**WORK TO COMPLETE**
Omit every image, and transcribe the remaining entries exactly as given.

**GIVEN RECORDS**
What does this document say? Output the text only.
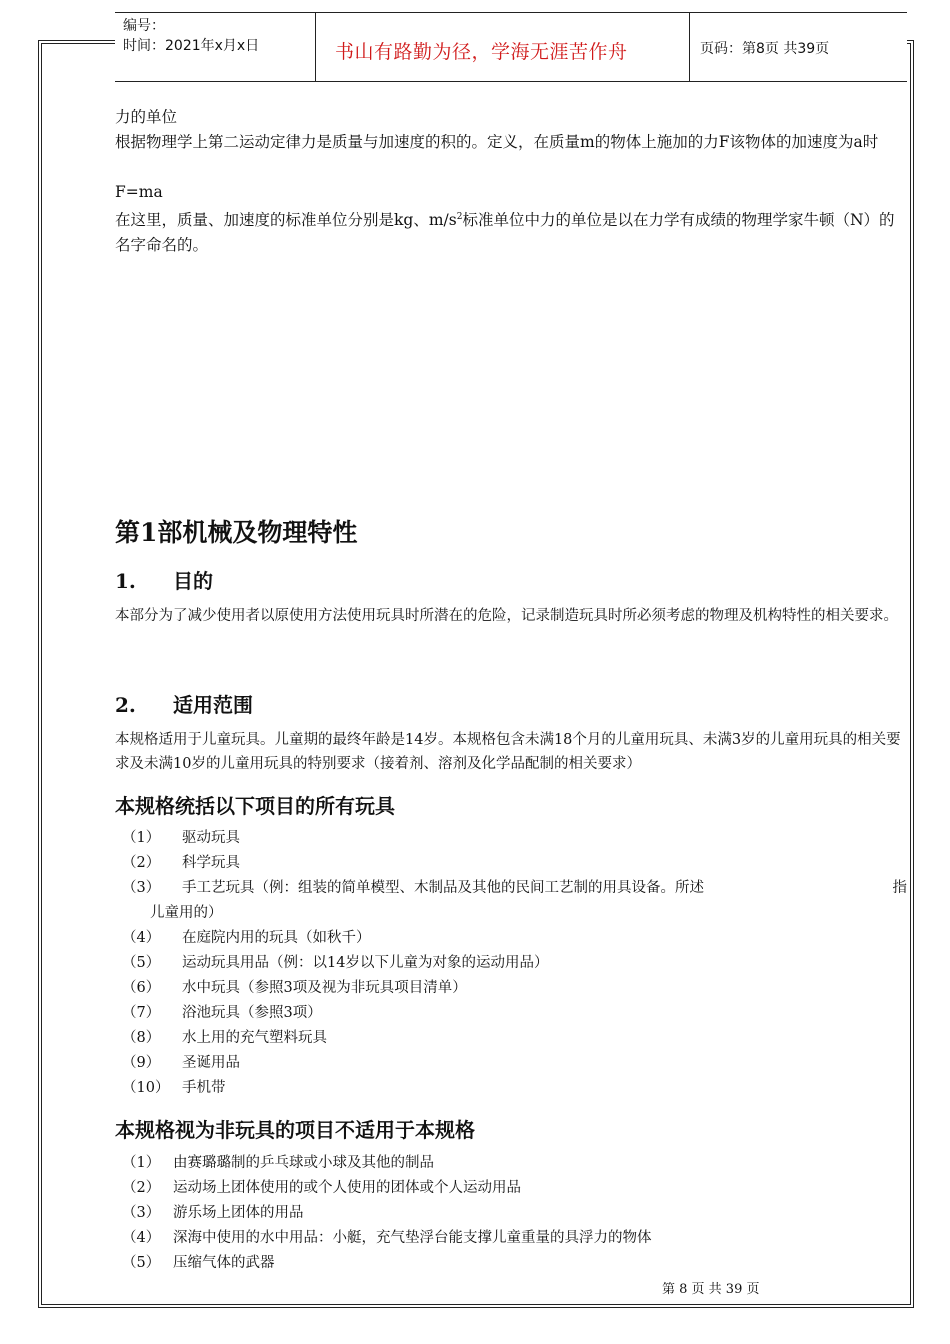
编号：
时间：2021年x月x日	书山有路勤为径，学海无涯苦作舟	页码：第8页 共39页

力的单位

根据物理学上第二运动定律力是质量与加速度的积的。定义，在质量m的物体上施加的力F该物体的加速度为a时

F=ma

在这里，质量、加速度的标准单位分别是kg、$m/s^2$标准单位中力的单位是以在力学有成绩的物理学家牛顿（N）的名字命名的。

第1部机械及物理特性
1. 目的

本部分为了减少使用者以原使用方法使用玩具时所潜在的危险，记录制造玩具时所必须考虑的物理及机构特性的相关要求。

2. 适用范围

本规格适用于儿童玩具。儿童期的最终年龄是14岁。本规格包含未满18个月的儿童用玩具、未满3岁的儿童用玩具的相关要求及未满10岁的儿童用玩具的特别要求（接着剂、溶剂及化学品配制的相关要求）

本规格统括以下项目的所有玩具
（1） 驱动玩具
（2） 科学玩具
（3） 手工艺玩具（例：组装的简单模型、木制品及其他的民间工艺制的用具设备。所述	指
儿童用的）
（4） 在庭院内用的玩具（如秋千）
（5） 运动玩具用品（例：以14岁以下儿童为对象的运动用品）
（6） 水中玩具（参照3项及视为非玩具项目清单）
（7） 浴池玩具（参照3项）
（8） 水上用的充气塑料玩具
（9） 圣诞用品
（10） 手机带
本规格视为非玩具的项目不适用于本规格
（1） 由赛璐璐制的乒乓球或小球及其他的制品
（2） 运动场上团体使用的或个人使用的团体或个人运动用品
（3） 游乐场上团体的用品
（4） 深海中使用的水中用品：小艇，充气垫浮台能支撑儿童重量的具浮力的物体
（5） 压缩气体的武器
第 8 页 共 39 页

**WORKED ANSWER**
What does this document say? Output the text only.
编号：
时间：2021年x月x日	书山有路勤为径，学海无涯苦作舟	页码：第8页 共39页

力的单位

根据物理学上第二运动定律力是质量与加速度的积的。定义，在质量m的物体上施加的力F该物体的加速度为a时

F=ma

在这里，质量、加速度的标准单位分别是kg、$m/s^2$标准单位中力的单位是以在力学有成绩的物理学家牛顿（N）的名字命名的。

第1部机械及物理特性
1. 目的

本部分为了减少使用者以原使用方法使用玩具时所潜在的危险，记录制造玩具时所必须考虑的物理及机构特性的相关要求。

2. 适用范围

本规格适用于儿童玩具。儿童期的最终年龄是14岁。本规格包含未满18个月的儿童用玩具、未满3岁的儿童用玩具的相关要求及未满10岁的儿童用玩具的特别要求（接着剂、溶剂及化学品配制的相关要求）

本规格统括以下项目的所有玩具
（1） 驱动玩具
（2） 科学玩具
（3） 手工艺玩具（例：组装的简单模型、木制品及其他的民间工艺制的用具设备。所述	指
儿童用的）
（4） 在庭院内用的玩具（如秋千）
（5） 运动玩具用品（例：以14岁以下儿童为对象的运动用品）
（6） 水中玩具（参照3项及视为非玩具项目清单）
（7） 浴池玩具（参照3项）
（8） 水上用的充气塑料玩具
（9） 圣诞用品
（10） 手机带
本规格视为非玩具的项目不适用于本规格
（1） 由赛璐璐制的乒乓球或小球及其他的制品
（2） 运动场上团体使用的或个人使用的团体或个人运动用品
（3） 游乐场上团体的用品
（4） 深海中使用的水中用品：小艇，充气垫浮台能支撑儿童重量的具浮力的物体
（5） 压缩气体的武器
第 8 页 共 39 页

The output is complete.